## Short task
Exactly as written, retype the lines that run from the line holding "What data populates" through the end of the records below. Do not include pictures.

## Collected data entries
* START *
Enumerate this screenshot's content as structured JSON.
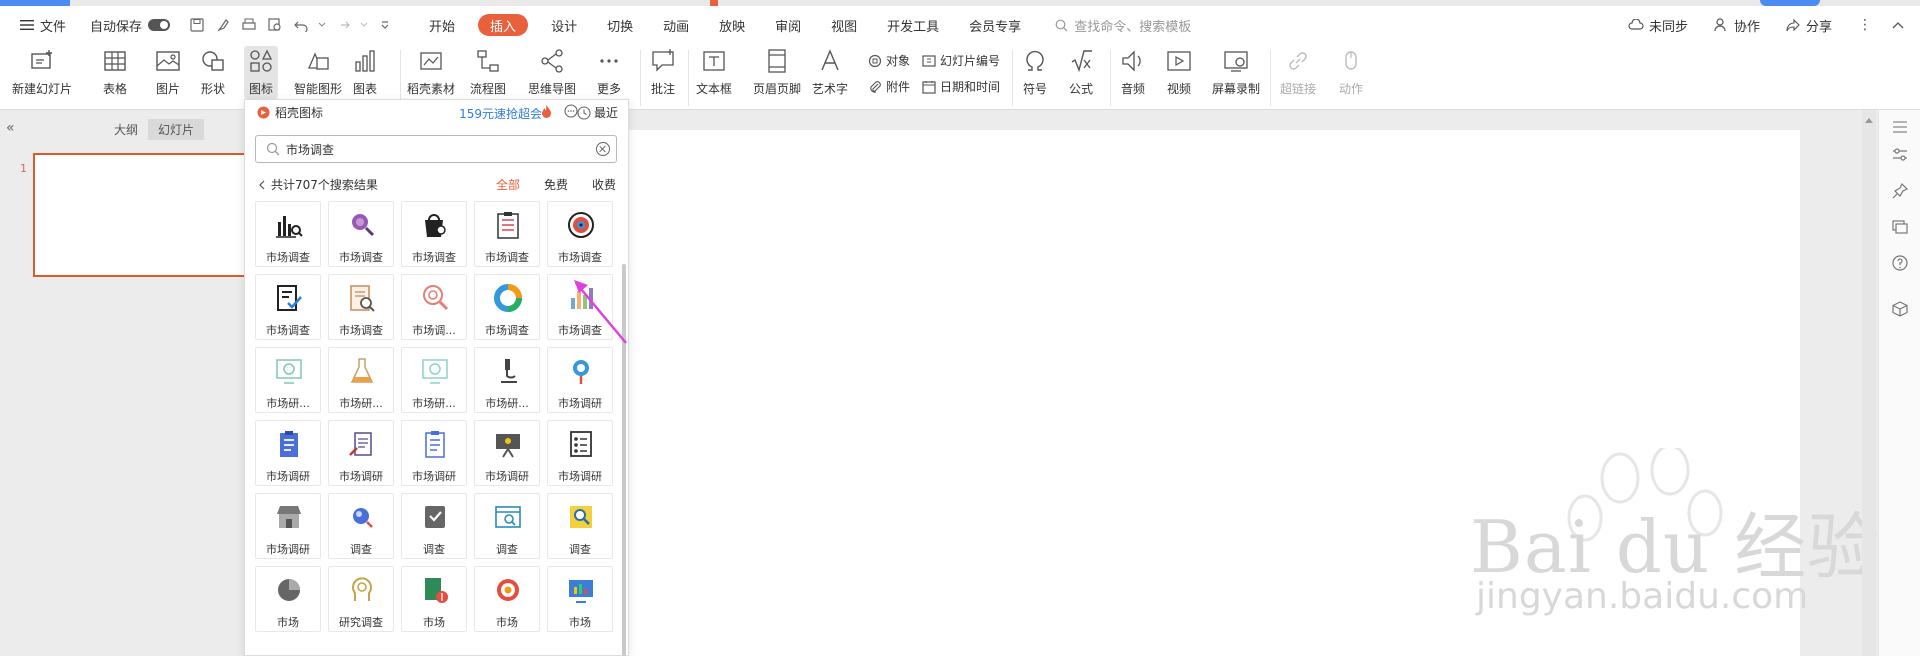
{
  "menubar": {
    "file": "文件",
    "autosave": "自动保存",
    "tabs": [
      "开始",
      "插入",
      "设计",
      "切换",
      "动画",
      "放映",
      "审阅",
      "视图",
      "开发工具",
      "会员专享"
    ],
    "active_tab": "插入",
    "search_placeholder": "查找命令、搜索模板",
    "sync": "未同步",
    "collab": "协作",
    "share": "分享"
  },
  "ribbon": {
    "new_slide": "新建幻灯片",
    "table": "表格",
    "picture": "图片",
    "shape": "形状",
    "icon": "图标",
    "smart_shape": "智能图形",
    "chart": "图表",
    "docer_assets": "稻壳素材",
    "flowchart": "流程图",
    "mindmap": "思维导图",
    "more": "更多",
    "comment": "批注",
    "textbox": "文本框",
    "header_footer": "页眉页脚",
    "wordart": "艺术字",
    "object": "对象",
    "attachment": "附件",
    "slide_number": "幻灯片编号",
    "date_time": "日期和时间",
    "symbol": "符号",
    "formula": "公式",
    "audio": "音频",
    "video": "视频",
    "screen_record": "屏幕录制",
    "hyperlink": "超链接",
    "action": "动作"
  },
  "leftpane": {
    "tab_outline": "大纲",
    "tab_slides": "幻灯片",
    "slide_number": "1"
  },
  "panel": {
    "title": "稻壳图标",
    "promo": "159元速抢超会",
    "recent": "最近",
    "search_value": "市场调查",
    "results": "共计707个搜索结果",
    "filters": [
      "全部",
      "免费",
      "收费"
    ],
    "active_filter": "全部",
    "icons": [
      "市场调查",
      "市场调查",
      "市场调查",
      "市场调查",
      "市场调查",
      "市场调查",
      "市场调查",
      "市场调...",
      "市场调查",
      "市场调查",
      "市场研...",
      "市场研...",
      "市场研...",
      "市场研...",
      "市场调研",
      "市场调研",
      "市场调研",
      "市场调研",
      "市场调研",
      "市场调研",
      "市场调研",
      "调查",
      "调查",
      "调查",
      "调查",
      "市场",
      "研究调查",
      "市场",
      "市场",
      "市场"
    ]
  },
  "watermark": {
    "text": "Bai du 经验",
    "url": "jingyan.baidu.com"
  },
  "colors": {
    "accent": "#e8613c",
    "link": "#2e7de1",
    "arrow": "#e040e0"
  }
}
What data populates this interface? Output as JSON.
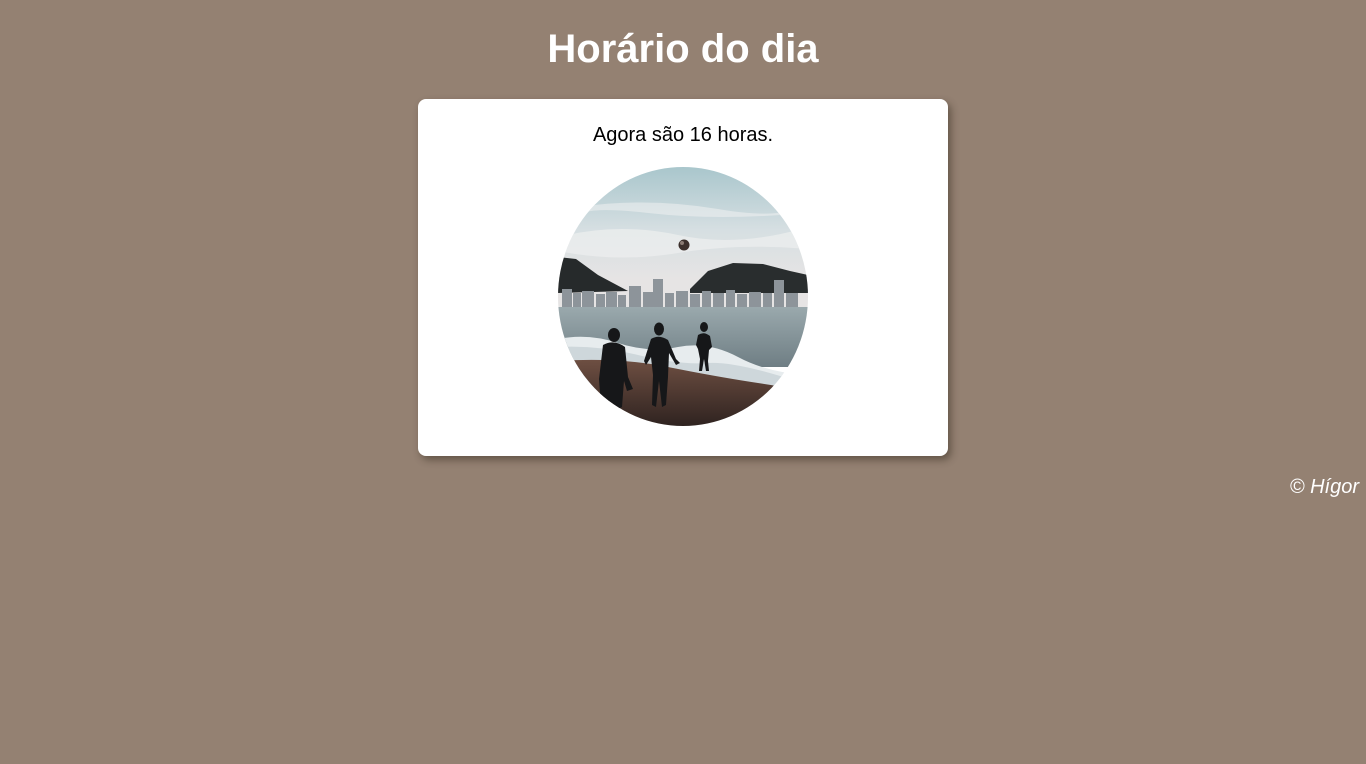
{
  "header": {
    "title": "Horário do dia"
  },
  "card": {
    "message": "Agora são 16 horas."
  },
  "footer": {
    "copyright": "© Hígor"
  },
  "colors": {
    "page_background": "#948172",
    "card_background": "#ffffff",
    "title_color": "#ffffff"
  }
}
* END *
## Answer for the task
What data populates this interface? Output as JSON.
{
  "header": {
    "title": "Horário do dia"
  },
  "card": {
    "message": "Agora são 16 horas."
  },
  "footer": {
    "copyright": "© Hígor"
  },
  "colors": {
    "page_background": "#948172",
    "card_background": "#ffffff",
    "title_color": "#ffffff"
  }
}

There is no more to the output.